[Spatial annotation records]
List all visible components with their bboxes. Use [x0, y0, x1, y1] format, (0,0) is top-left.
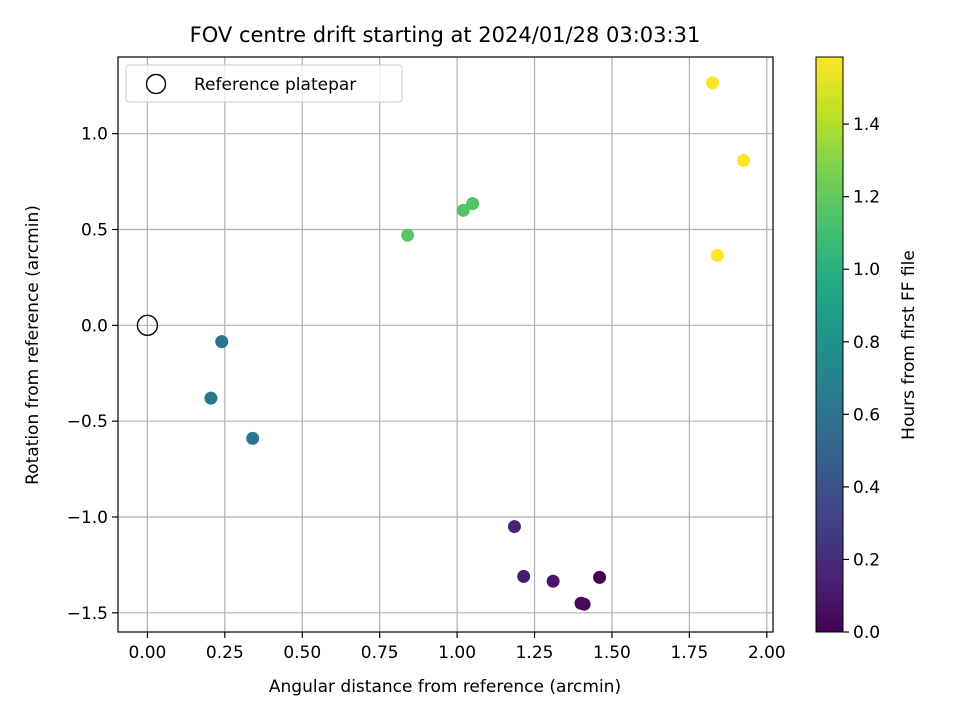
colorbar-tick-label: 0.4	[853, 478, 880, 498]
data-point	[401, 228, 415, 242]
colorbar-tick-label: 1.4	[853, 115, 880, 135]
x-tick-label: 2.00	[748, 643, 786, 663]
data-point	[710, 248, 724, 262]
data-point	[574, 596, 588, 610]
colorbar-label: Hours from first FF file	[899, 250, 919, 440]
data-point	[466, 197, 480, 211]
y-axis-label: Rotation from reference (arcmin)	[23, 205, 43, 485]
legend-label-reference: Reference platepar	[194, 75, 356, 95]
data-point	[215, 335, 229, 349]
colorbar-ticks: 0.0 0.2 0.4 0.6 0.8 1.0 1.2 1.4	[843, 115, 880, 643]
x-tick-label: 0.75	[361, 643, 399, 663]
y-tick-label: 0.0	[81, 316, 108, 336]
x-tick-label: 1.00	[438, 643, 476, 663]
x-tick-label: 0.00	[128, 643, 166, 663]
y-tick-label: −1.0	[67, 508, 108, 528]
data-point	[706, 76, 720, 90]
colorbar: 0.0 0.2 0.4 0.6 0.8 1.0 1.2 1.4 Hours from firs…	[815, 56, 919, 643]
y-tick-label: 1.0	[81, 125, 108, 145]
colorbar-tick-label: 0.0	[853, 623, 880, 643]
colorbar-tick-label: 0.2	[853, 550, 880, 570]
data-point	[204, 391, 218, 405]
data-point	[456, 203, 470, 217]
grid	[118, 57, 773, 632]
colorbar-tick-label: 1.0	[853, 260, 880, 280]
plot-frame	[117, 56, 774, 633]
y-tick-label: −1.5	[67, 604, 108, 624]
data-point	[593, 570, 607, 584]
x-tick-label: 1.75	[670, 643, 708, 663]
scatter-points	[136, 76, 751, 611]
x-tick-label: 1.25	[516, 643, 554, 663]
legend-box	[125, 64, 403, 103]
data-point	[246, 431, 260, 445]
y-tick-label: −0.5	[67, 412, 108, 432]
colorbar-tick-label: 0.8	[853, 333, 880, 353]
data-point	[546, 574, 560, 588]
y-axis-ticks: −1.5 −1.0 −0.5 0.0 0.5 1.0	[67, 125, 118, 624]
legend: Reference platepar	[125, 64, 403, 103]
x-axis-ticks: 0.00 0.25 0.50 0.75 1.00 1.25 1.50 1.75 2.00	[128, 632, 786, 663]
colorbar-tick-label: 1.2	[853, 188, 880, 208]
x-tick-label: 0.50	[283, 643, 321, 663]
chart-title: FOV centre drift starting at 2024/01/28 …	[190, 23, 701, 47]
colorbar-gradient	[815, 56, 844, 633]
legend-marker-reference	[145, 73, 167, 95]
x-tick-label: 0.25	[206, 643, 244, 663]
data-point	[507, 520, 521, 534]
data-point	[517, 569, 531, 583]
colorbar-tick-label: 0.6	[853, 405, 880, 425]
data-point	[737, 154, 751, 167]
x-tick-label: 1.50	[593, 643, 631, 663]
x-axis-label: Angular distance from reference (arcmin)	[269, 677, 621, 697]
y-tick-label: 0.5	[81, 221, 108, 241]
reference-platepar-point	[136, 314, 159, 337]
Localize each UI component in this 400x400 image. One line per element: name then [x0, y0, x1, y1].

» **INSTRUCTION**: Rewrite every line of the listing above, swapping each "data-point" for "scatter-dot" and keeping everything else the same. Omit the picture lines.

» **SOLUTION**:
List all visible components with their bboxes. Use [x0, y0, x1, y1] format, (0,0) is top-left.
colorbar-tick-label: 0.4	[853, 478, 880, 498]
scatter-dot	[401, 228, 415, 242]
colorbar-tick-label: 1.4	[853, 115, 880, 135]
x-tick-label: 2.00	[748, 643, 786, 663]
scatter-dot	[710, 248, 724, 262]
scatter-dot	[574, 596, 588, 610]
colorbar-label: Hours from first FF file	[899, 250, 919, 440]
scatter-dot	[466, 197, 480, 211]
y-axis-label: Rotation from reference (arcmin)	[23, 205, 43, 485]
legend-label-reference: Reference platepar	[194, 75, 356, 95]
scatter-dot	[215, 335, 229, 349]
colorbar-ticks: 0.0 0.2 0.4 0.6 0.8 1.0 1.2 1.4	[843, 115, 880, 643]
x-tick-label: 0.75	[361, 643, 399, 663]
y-tick-label: 0.0	[81, 316, 108, 336]
x-tick-label: 1.00	[438, 643, 476, 663]
x-tick-label: 0.00	[128, 643, 166, 663]
y-tick-label: −1.0	[67, 508, 108, 528]
scatter-dot	[706, 76, 720, 90]
colorbar: 0.0 0.2 0.4 0.6 0.8 1.0 1.2 1.4 Hours from firs…	[815, 56, 919, 643]
y-tick-label: 1.0	[81, 125, 108, 145]
colorbar-tick-label: 0.0	[853, 623, 880, 643]
colorbar-tick-label: 0.2	[853, 550, 880, 570]
scatter-dot	[204, 391, 218, 405]
scatter-dot	[456, 203, 470, 217]
grid	[118, 57, 773, 632]
colorbar-tick-label: 1.0	[853, 260, 880, 280]
plot-frame	[117, 56, 774, 633]
y-tick-label: −1.5	[67, 604, 108, 624]
scatter-dot	[593, 570, 607, 584]
x-tick-label: 1.75	[670, 643, 708, 663]
scatter-points	[136, 76, 751, 611]
x-tick-label: 1.25	[516, 643, 554, 663]
legend-box	[125, 64, 403, 103]
scatter-dot	[246, 431, 260, 445]
y-tick-label: −0.5	[67, 412, 108, 432]
colorbar-tick-label: 0.8	[853, 333, 880, 353]
scatter-dot	[546, 574, 560, 588]
y-axis-ticks: −1.5 −1.0 −0.5 0.0 0.5 1.0	[67, 125, 118, 624]
legend: Reference platepar	[125, 64, 403, 103]
x-axis-ticks: 0.00 0.25 0.50 0.75 1.00 1.25 1.50 1.75 2.00	[128, 632, 786, 663]
colorbar-tick-label: 1.2	[853, 188, 880, 208]
x-tick-label: 0.50	[283, 643, 321, 663]
chart-title: FOV centre drift starting at 2024/01/28 …	[190, 23, 701, 47]
colorbar-gradient	[815, 56, 844, 633]
legend-marker-reference	[145, 73, 167, 95]
x-tick-label: 0.25	[206, 643, 244, 663]
scatter-dot	[507, 520, 521, 534]
scatter-dot	[517, 569, 531, 583]
colorbar-tick-label: 0.6	[853, 405, 880, 425]
scatter-dot	[737, 154, 751, 167]
x-tick-label: 1.50	[593, 643, 631, 663]
x-axis-label: Angular distance from reference (arcmin)	[269, 677, 621, 697]
y-tick-label: 0.5	[81, 221, 108, 241]
reference-platepar-point	[136, 314, 159, 337]
Localize each UI component in this 400x400 image. One line per element: name then [x0, y0, x1, y1].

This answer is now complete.